┌─ Texto extraído

Escribe
Sebastián Lacunza
El Departamento de Estado suele bajarle el precio a las
reacciones adversas de líderes políticos y sociales argentinos (incluidos
presidentes). Los diplomáticos las asumen como un dato folklórico con el que hay que lidiar, que
brinda impulsos de popularidad en un país en el que el sentimiento
antiestadunidense cotiza alto y recorre la historia.
Dicha mirada descarnada, que resta romanticismo a las
proclamas dirigenciales del estilo “fuera yankees”, tiene algo de asidero. No hacía falta
revelar documentos secretos para saber que, como el tero, algunos líderes
inflaman su retórica ante los micrófonos para luego acudir a despachos de las
avenidas Colombia o Libertador y expresar su espíritu colaborativo hacia la
potencia del Norte. Acaso
el ex vicepresidente Amado Boudou, su amigo y hoy antikirchnerista Sergio Massa
y el fallecido fiscal Alberto Nisman hayan dejado expuesta una conducta
impropia, pero, al fin y al cabo, la Argentina fue gobernada en los años
noventa por un peronista que se presentó “antiimperialista” como candidato y promovió
“relaciones carnales” una vez en funciones.
Desde una perspectiva global, el gobierno de Néstor Kirchner
y el primero de Cristina Fernández de Kirchner (CFK) tuvieron espacios de
colaboración que fueron bastante más allá de lo admitido por las casas Rosada y
Blanca. Diez años atrás, para ninguna de las dos administraciones tenía sentido
explicitar acuerdos que daban resultados satisfactorios, justamente, si no
hacían ruido. El segundo turno de CFK fue otra historia. En el tramo final del gobierno
de la presidenta peronista de centroizquierda, la puja con los fondos buitre y
la denuncia y muerte del fiscal Nisman llenaron la relación bilateral de
intrigas y terminaron por transformar una convivencia tensa en congelamiento e
indiferencia.
Sin embargo, una recurrencia excesiva a la noción de que la
actitud de la dirigencia argentina peronista o de izquierda hacia Washington
obedece a meras razones demagógicas, “para la tribuna”, puede llevar a equívocos.

└─
┌─ Información proporcionada

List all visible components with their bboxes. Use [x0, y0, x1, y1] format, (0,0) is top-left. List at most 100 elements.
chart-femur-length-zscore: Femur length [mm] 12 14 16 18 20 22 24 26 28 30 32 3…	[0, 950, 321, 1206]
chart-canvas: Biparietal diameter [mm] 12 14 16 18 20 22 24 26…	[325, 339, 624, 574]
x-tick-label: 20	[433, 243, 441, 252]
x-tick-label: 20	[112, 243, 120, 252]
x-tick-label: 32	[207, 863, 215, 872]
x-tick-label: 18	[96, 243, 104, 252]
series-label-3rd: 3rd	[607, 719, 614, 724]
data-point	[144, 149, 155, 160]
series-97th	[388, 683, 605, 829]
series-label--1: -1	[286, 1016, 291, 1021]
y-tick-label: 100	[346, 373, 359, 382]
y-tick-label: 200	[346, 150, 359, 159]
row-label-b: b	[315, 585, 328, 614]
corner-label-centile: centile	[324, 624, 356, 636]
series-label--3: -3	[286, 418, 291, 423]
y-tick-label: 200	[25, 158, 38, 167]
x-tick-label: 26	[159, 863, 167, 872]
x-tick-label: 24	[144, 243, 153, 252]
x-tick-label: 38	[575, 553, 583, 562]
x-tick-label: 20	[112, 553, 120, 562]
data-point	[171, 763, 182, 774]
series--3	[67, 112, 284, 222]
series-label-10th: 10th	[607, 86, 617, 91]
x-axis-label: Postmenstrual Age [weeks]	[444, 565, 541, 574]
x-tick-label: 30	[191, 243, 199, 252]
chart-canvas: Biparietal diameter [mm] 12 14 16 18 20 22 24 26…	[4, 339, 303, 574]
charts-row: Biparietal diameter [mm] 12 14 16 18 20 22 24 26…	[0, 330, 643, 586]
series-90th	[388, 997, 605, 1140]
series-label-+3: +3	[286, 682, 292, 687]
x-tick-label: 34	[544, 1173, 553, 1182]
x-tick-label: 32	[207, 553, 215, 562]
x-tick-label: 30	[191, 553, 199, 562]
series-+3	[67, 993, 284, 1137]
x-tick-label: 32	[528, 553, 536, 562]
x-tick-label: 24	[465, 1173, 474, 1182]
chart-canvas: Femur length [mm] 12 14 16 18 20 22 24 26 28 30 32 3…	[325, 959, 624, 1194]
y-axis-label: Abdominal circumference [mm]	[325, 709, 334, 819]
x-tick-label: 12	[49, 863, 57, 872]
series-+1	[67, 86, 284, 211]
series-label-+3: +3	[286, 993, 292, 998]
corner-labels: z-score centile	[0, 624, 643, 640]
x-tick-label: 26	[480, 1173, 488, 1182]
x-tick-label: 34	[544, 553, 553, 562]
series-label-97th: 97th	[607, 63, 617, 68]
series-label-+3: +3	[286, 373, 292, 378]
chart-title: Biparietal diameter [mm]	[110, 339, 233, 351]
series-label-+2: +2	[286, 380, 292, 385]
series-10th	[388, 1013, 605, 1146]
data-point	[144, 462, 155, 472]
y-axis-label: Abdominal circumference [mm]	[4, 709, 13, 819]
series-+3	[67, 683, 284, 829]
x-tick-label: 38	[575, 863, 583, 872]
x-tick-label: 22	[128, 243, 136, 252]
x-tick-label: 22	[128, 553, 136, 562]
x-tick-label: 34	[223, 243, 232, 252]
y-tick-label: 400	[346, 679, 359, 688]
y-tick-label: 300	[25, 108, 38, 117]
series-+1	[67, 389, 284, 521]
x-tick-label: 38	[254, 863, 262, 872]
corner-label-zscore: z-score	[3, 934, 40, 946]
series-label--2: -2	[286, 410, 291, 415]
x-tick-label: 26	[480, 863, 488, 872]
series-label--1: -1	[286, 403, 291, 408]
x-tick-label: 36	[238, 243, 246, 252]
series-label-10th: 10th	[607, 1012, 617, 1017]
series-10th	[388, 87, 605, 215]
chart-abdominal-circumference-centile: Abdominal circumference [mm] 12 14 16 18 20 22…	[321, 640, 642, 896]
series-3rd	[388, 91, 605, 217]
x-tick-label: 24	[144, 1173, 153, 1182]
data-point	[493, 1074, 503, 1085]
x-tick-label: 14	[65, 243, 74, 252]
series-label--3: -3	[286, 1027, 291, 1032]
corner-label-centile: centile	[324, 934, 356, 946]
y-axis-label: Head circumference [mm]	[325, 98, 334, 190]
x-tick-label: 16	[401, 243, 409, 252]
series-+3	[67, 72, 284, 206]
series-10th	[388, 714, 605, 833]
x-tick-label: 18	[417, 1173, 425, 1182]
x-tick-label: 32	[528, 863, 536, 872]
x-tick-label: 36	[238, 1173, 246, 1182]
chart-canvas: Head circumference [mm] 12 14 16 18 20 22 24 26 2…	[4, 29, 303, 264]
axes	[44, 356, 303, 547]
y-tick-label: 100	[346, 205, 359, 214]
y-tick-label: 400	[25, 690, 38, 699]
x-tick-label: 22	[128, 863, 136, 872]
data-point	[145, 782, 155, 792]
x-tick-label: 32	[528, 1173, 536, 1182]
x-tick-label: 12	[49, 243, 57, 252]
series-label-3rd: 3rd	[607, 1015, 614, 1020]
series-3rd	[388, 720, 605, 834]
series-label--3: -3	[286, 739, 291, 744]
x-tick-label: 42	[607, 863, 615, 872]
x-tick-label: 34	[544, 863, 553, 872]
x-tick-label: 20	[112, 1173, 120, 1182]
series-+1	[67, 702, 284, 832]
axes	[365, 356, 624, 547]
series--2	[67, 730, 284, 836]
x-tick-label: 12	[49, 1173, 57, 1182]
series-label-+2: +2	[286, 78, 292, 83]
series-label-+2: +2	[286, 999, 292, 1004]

└─

### Tus instrucciones
Sin contar a quien firma el texto extraído, ¿qué personas nombra?

### Respuesta al ejercicio
Amado Boudou
Sergio Massa
Alberto Nisman
Néstor Kirchner
Cristina Fernández de Kirchner